Your instructions
Without the images, output each record below as it stands.

Records
###
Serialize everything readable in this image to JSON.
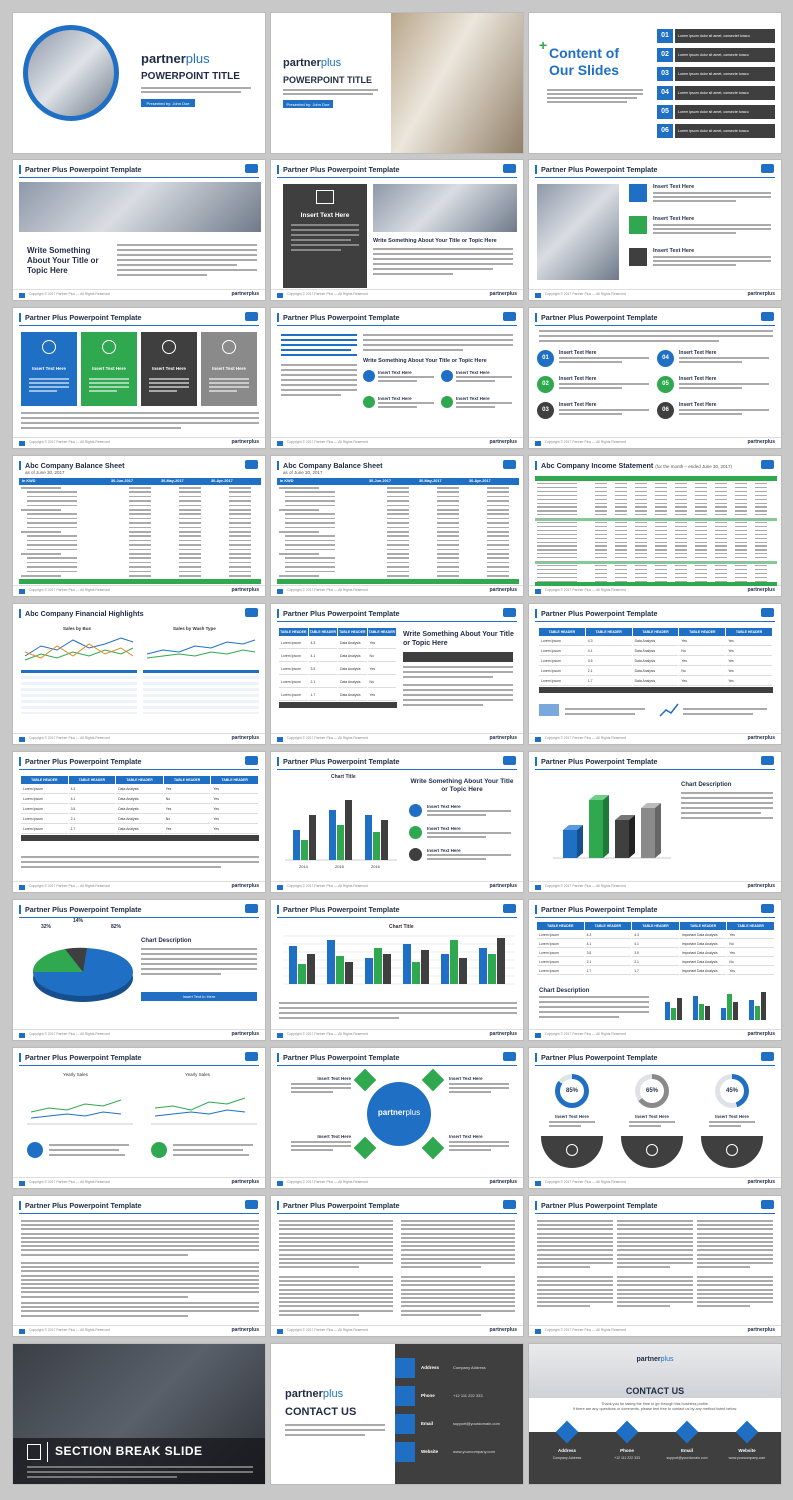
{
  "brand": {
    "name_bold": "partner",
    "name_light": "plus",
    "plus_sign": "+",
    "footer_logo": "partnerplus"
  },
  "colors": {
    "blue": "#1f6fc4",
    "green": "#2fa84f",
    "dark": "#3f3f3f",
    "navy": "#1f2c44"
  },
  "common": {
    "header": "Partner Plus Powerpoint Template",
    "copyright": "Copyright © 2017 Partner Plus — All Rights Reserved",
    "insert_text": "Insert Text Here",
    "lorem_short": "Lorem ipsum dolor sit amet, consectetur adipiscing elit.",
    "table_header": "TABLE HEADER",
    "lorem_ipsum": "Lorem Ipsum",
    "data_analysis": "Data Analysis",
    "important_data": "Important Data Analysis",
    "yes": "Yes",
    "no": "No"
  },
  "slide1": {
    "title": "POWERPOINT TITLE",
    "presenter": "Presented by: John Doe"
  },
  "slide2": {
    "title": "POWERPOINT TITLE",
    "presenter": "Presented by: John Doe"
  },
  "slide3": {
    "heading_line1": "Content of",
    "heading_line2": "Our Slides",
    "items": [
      {
        "num": "01",
        "label": "Lorem ipsum dolor sit amet, consectet turacu"
      },
      {
        "num": "02",
        "label": "Lorem ipsum dolor sit amet, consecte turacu"
      },
      {
        "num": "03",
        "label": "Lorem ipsum dolor sit amet, consecte turacu"
      },
      {
        "num": "04",
        "label": "Lorem ipsum dolor sit amet, consecte turacu"
      },
      {
        "num": "05",
        "label": "Lorem ipsum dolor sit amet, consecte turacu"
      },
      {
        "num": "06",
        "label": "Lorem ipsum dolor sit amet, consecte turacu"
      }
    ]
  },
  "slide4": {
    "heading": "Write Something About Your Title or Topic Here"
  },
  "slide5": {
    "box_title": "Insert Text Here",
    "heading": "Write Something About Your Title or Topic Here"
  },
  "slide6": {
    "items": [
      "Insert Text Here",
      "Insert Text Here",
      "Insert Text Here"
    ]
  },
  "slide7": {
    "cards": [
      "Insert Text Here",
      "Insert Text Here",
      "Insert Text Here",
      "Insert Text Here"
    ]
  },
  "slide8": {
    "heading": "Write Something About Your Title or Topic Here",
    "items": [
      "Insert Text Here",
      "Insert Text Here"
    ]
  },
  "slide9": {
    "items": [
      {
        "num": "01",
        "label": "Insert Text Here"
      },
      {
        "num": "02",
        "label": "Insert Text Here"
      },
      {
        "num": "03",
        "label": "Insert Text Here"
      },
      {
        "num": "04",
        "label": "Insert Text Here"
      },
      {
        "num": "05",
        "label": "Insert Text Here"
      },
      {
        "num": "06",
        "label": "Insert Text Here"
      }
    ]
  },
  "slide10": {
    "title": "Abc Company Balance Sheet",
    "sub": "as of June 30, 2017",
    "cols": [
      "In KWD",
      "30-Jun-2017",
      "30-May-2017",
      "30-Apr-2017"
    ]
  },
  "slide11": {
    "title": "Abc Company Balance Sheet",
    "sub": "as of June 30, 2017",
    "cols": [
      "In KWD",
      "30-Jun-2017",
      "30-May-2017",
      "30-Apr-2017"
    ]
  },
  "slide12": {
    "title": "Abc Company Income Statement",
    "sub": "(for the month – ended June 30, 2017)"
  },
  "slide13": {
    "title": "Abc Company Financial Highlights",
    "chart1": "Sales by Bus",
    "chart2": "Sales by Wash Type"
  },
  "slide14": {
    "heading": "Write Something About Your Title or Topic Here"
  },
  "slide17": {
    "chart_title": "Chart Title",
    "heading": "Write Something About Your Title or Topic Here",
    "items": [
      "Insert Text Here",
      "Insert Text Here",
      "Insert Text Here"
    ],
    "years": [
      "2014",
      "2015",
      "2016"
    ]
  },
  "slide18": {
    "heading": "Chart Description"
  },
  "slide19": {
    "heading": "Chart Description",
    "button": "Insert Text In Here",
    "pcts": [
      "32%",
      "14%",
      "82%"
    ]
  },
  "slide20": {
    "chart_title": "Chart Title"
  },
  "slide21": {
    "heading": "Chart Description"
  },
  "slide22": {
    "chart1": "Yearly Sales",
    "chart2": "Yearly Sales"
  },
  "slide23": {
    "items": [
      "Insert Text Here",
      "Insert Text Here",
      "Insert Text Here",
      "Insert Text Here"
    ]
  },
  "slide24": {
    "pcts": [
      "85%",
      "65%",
      "45%"
    ],
    "items": [
      "Insert Text Here",
      "Insert Text Here",
      "Insert Text Here"
    ]
  },
  "slide28": {
    "title": "SECTION BREAK SLIDE"
  },
  "slide29": {
    "title": "CONTACT US",
    "rows": [
      {
        "label": "Address",
        "value": "Company Address"
      },
      {
        "label": "Phone",
        "value": "+12 111 222 333"
      },
      {
        "label": "Email",
        "value": "support@yourdomain.com"
      },
      {
        "label": "Website",
        "value": "www.yourcompany.com"
      }
    ]
  },
  "slide30": {
    "title": "CONTACT US",
    "text": "Thank you for taking the time to go through this business profile.\nIf there are any questions or comments, please feel free to contact us by any method listed below.",
    "cols": [
      {
        "label": "Address",
        "value": "Company Address"
      },
      {
        "label": "Phone",
        "value": "+12 111 222 333"
      },
      {
        "label": "Email",
        "value": "support@yourdomain.com"
      },
      {
        "label": "Website",
        "value": "www.yourcompany.com"
      }
    ]
  }
}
###
Final answer
Serialize everything readable in this image to JSON.
{
  "brand": {
    "name_bold": "partner",
    "name_light": "plus",
    "plus_sign": "+",
    "footer_logo": "partnerplus"
  },
  "colors": {
    "blue": "#1f6fc4",
    "green": "#2fa84f",
    "dark": "#3f3f3f",
    "navy": "#1f2c44"
  },
  "common": {
    "header": "Partner Plus Powerpoint Template",
    "copyright": "Copyright © 2017 Partner Plus — All Rights Reserved",
    "insert_text": "Insert Text Here",
    "lorem_short": "Lorem ipsum dolor sit amet, consectetur adipiscing elit.",
    "table_header": "TABLE HEADER",
    "lorem_ipsum": "Lorem Ipsum",
    "data_analysis": "Data Analysis",
    "important_data": "Important Data Analysis",
    "yes": "Yes",
    "no": "No"
  },
  "slide1": {
    "title": "POWERPOINT TITLE",
    "presenter": "Presented by: John Doe"
  },
  "slide2": {
    "title": "POWERPOINT TITLE",
    "presenter": "Presented by: John Doe"
  },
  "slide3": {
    "heading_line1": "Content of",
    "heading_line2": "Our Slides",
    "items": [
      {
        "num": "01",
        "label": "Lorem ipsum dolor sit amet, consectet turacu"
      },
      {
        "num": "02",
        "label": "Lorem ipsum dolor sit amet, consecte turacu"
      },
      {
        "num": "03",
        "label": "Lorem ipsum dolor sit amet, consecte turacu"
      },
      {
        "num": "04",
        "label": "Lorem ipsum dolor sit amet, consecte turacu"
      },
      {
        "num": "05",
        "label": "Lorem ipsum dolor sit amet, consecte turacu"
      },
      {
        "num": "06",
        "label": "Lorem ipsum dolor sit amet, consecte turacu"
      }
    ]
  },
  "slide4": {
    "heading": "Write Something About Your Title or Topic Here"
  },
  "slide5": {
    "box_title": "Insert Text Here",
    "heading": "Write Something About Your Title or Topic Here"
  },
  "slide6": {
    "items": [
      "Insert Text Here",
      "Insert Text Here",
      "Insert Text Here"
    ]
  },
  "slide7": {
    "cards": [
      "Insert Text Here",
      "Insert Text Here",
      "Insert Text Here",
      "Insert Text Here"
    ]
  },
  "slide8": {
    "heading": "Write Something About Your Title or Topic Here",
    "items": [
      "Insert Text Here",
      "Insert Text Here"
    ]
  },
  "slide9": {
    "items": [
      {
        "num": "01",
        "label": "Insert Text Here"
      },
      {
        "num": "02",
        "label": "Insert Text Here"
      },
      {
        "num": "03",
        "label": "Insert Text Here"
      },
      {
        "num": "04",
        "label": "Insert Text Here"
      },
      {
        "num": "05",
        "label": "Insert Text Here"
      },
      {
        "num": "06",
        "label": "Insert Text Here"
      }
    ]
  },
  "slide10": {
    "title": "Abc Company Balance Sheet",
    "sub": "as of June 30, 2017",
    "cols": [
      "In KWD",
      "30-Jun-2017",
      "30-May-2017",
      "30-Apr-2017"
    ]
  },
  "slide11": {
    "title": "Abc Company Balance Sheet",
    "sub": "as of June 30, 2017",
    "cols": [
      "In KWD",
      "30-Jun-2017",
      "30-May-2017",
      "30-Apr-2017"
    ]
  },
  "slide12": {
    "title": "Abc Company Income Statement",
    "sub": "(for the month – ended June 30, 2017)"
  },
  "slide13": {
    "title": "Abc Company Financial Highlights",
    "chart1": "Sales by Bus",
    "chart2": "Sales by Wash Type"
  },
  "slide14": {
    "heading": "Write Something About Your Title or Topic Here"
  },
  "slide17": {
    "chart_title": "Chart Title",
    "heading": "Write Something About Your Title or Topic Here",
    "items": [
      "Insert Text Here",
      "Insert Text Here",
      "Insert Text Here"
    ],
    "years": [
      "2014",
      "2015",
      "2016"
    ]
  },
  "slide18": {
    "heading": "Chart Description"
  },
  "slide19": {
    "heading": "Chart Description",
    "button": "Insert Text In Here",
    "pcts": [
      "32%",
      "14%",
      "82%"
    ]
  },
  "slide20": {
    "chart_title": "Chart Title"
  },
  "slide21": {
    "heading": "Chart Description"
  },
  "slide22": {
    "chart1": "Yearly Sales",
    "chart2": "Yearly Sales"
  },
  "slide23": {
    "items": [
      "Insert Text Here",
      "Insert Text Here",
      "Insert Text Here",
      "Insert Text Here"
    ]
  },
  "slide24": {
    "pcts": [
      "85%",
      "65%",
      "45%"
    ],
    "items": [
      "Insert Text Here",
      "Insert Text Here",
      "Insert Text Here"
    ]
  },
  "slide28": {
    "title": "SECTION BREAK SLIDE"
  },
  "slide29": {
    "title": "CONTACT US",
    "rows": [
      {
        "label": "Address",
        "value": "Company Address"
      },
      {
        "label": "Phone",
        "value": "+12 111 222 333"
      },
      {
        "label": "Email",
        "value": "support@yourdomain.com"
      },
      {
        "label": "Website",
        "value": "www.yourcompany.com"
      }
    ]
  },
  "slide30": {
    "title": "CONTACT US",
    "text": "Thank you for taking the time to go through this business profile.\nIf there are any questions or comments, please feel free to contact us by any method listed below.",
    "cols": [
      {
        "label": "Address",
        "value": "Company Address"
      },
      {
        "label": "Phone",
        "value": "+12 111 222 333"
      },
      {
        "label": "Email",
        "value": "support@yourdomain.com"
      },
      {
        "label": "Website",
        "value": "www.yourcompany.com"
      }
    ]
  }
}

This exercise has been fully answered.